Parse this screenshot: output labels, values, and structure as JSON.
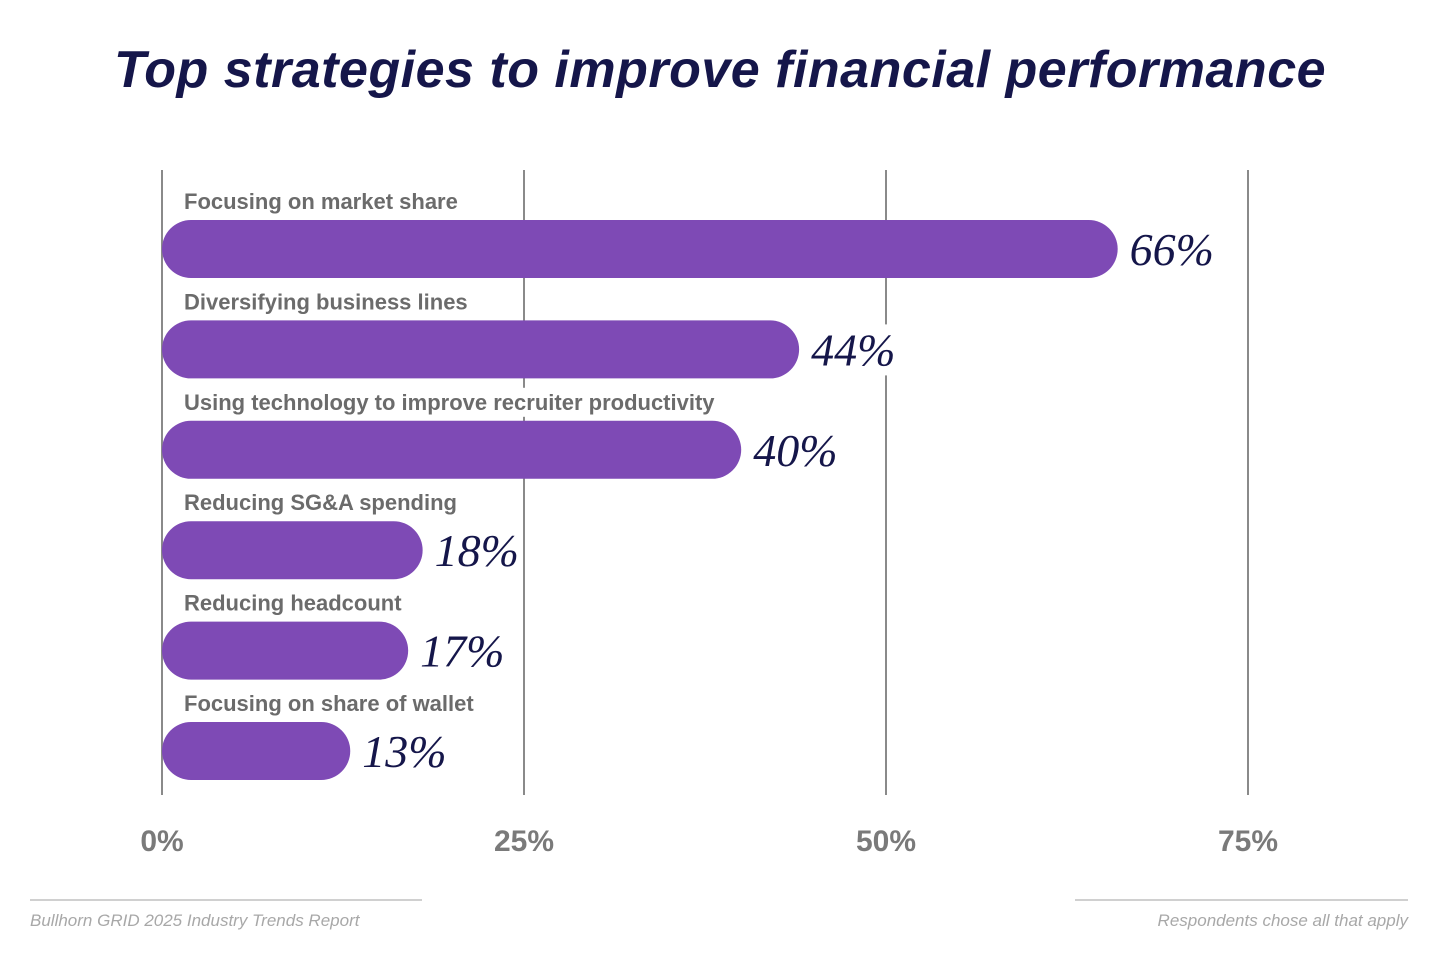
{
  "chart_data": {
    "type": "bar",
    "orientation": "horizontal",
    "title": "Top strategies to improve financial performance",
    "categories": [
      "Focusing on market share",
      "Diversifying business lines",
      "Using technology to improve recruiter productivity",
      "Reducing SG&A spending",
      "Reducing headcount",
      "Focusing on share of wallet"
    ],
    "values": [
      66,
      44,
      40,
      18,
      17,
      13
    ],
    "value_labels": [
      "66%",
      "44%",
      "40%",
      "18%",
      "17%",
      "13%"
    ],
    "xlim": [
      0,
      75
    ],
    "x_ticks": [
      0,
      25,
      50,
      75
    ],
    "x_tick_labels": [
      "0%",
      "25%",
      "50%",
      "75%"
    ],
    "grid": true,
    "legend": "none",
    "colors": {
      "bar": "#7e4ab5",
      "title": "#15164a",
      "value_label": "#15164a",
      "category_label": "#6b6b6b",
      "grid": "#8a8a8a",
      "tick_label": "#7a7a7a"
    }
  },
  "footer": {
    "source": "Bullhorn GRID 2025 Industry Trends Report",
    "note": "Respondents chose all that apply"
  }
}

****

## DIRECTIVE
Locate each line with the word "title" and copy it.

## THE RESULT
    "title": "Top strategies to improve financial performance",
      "title": "#15164a",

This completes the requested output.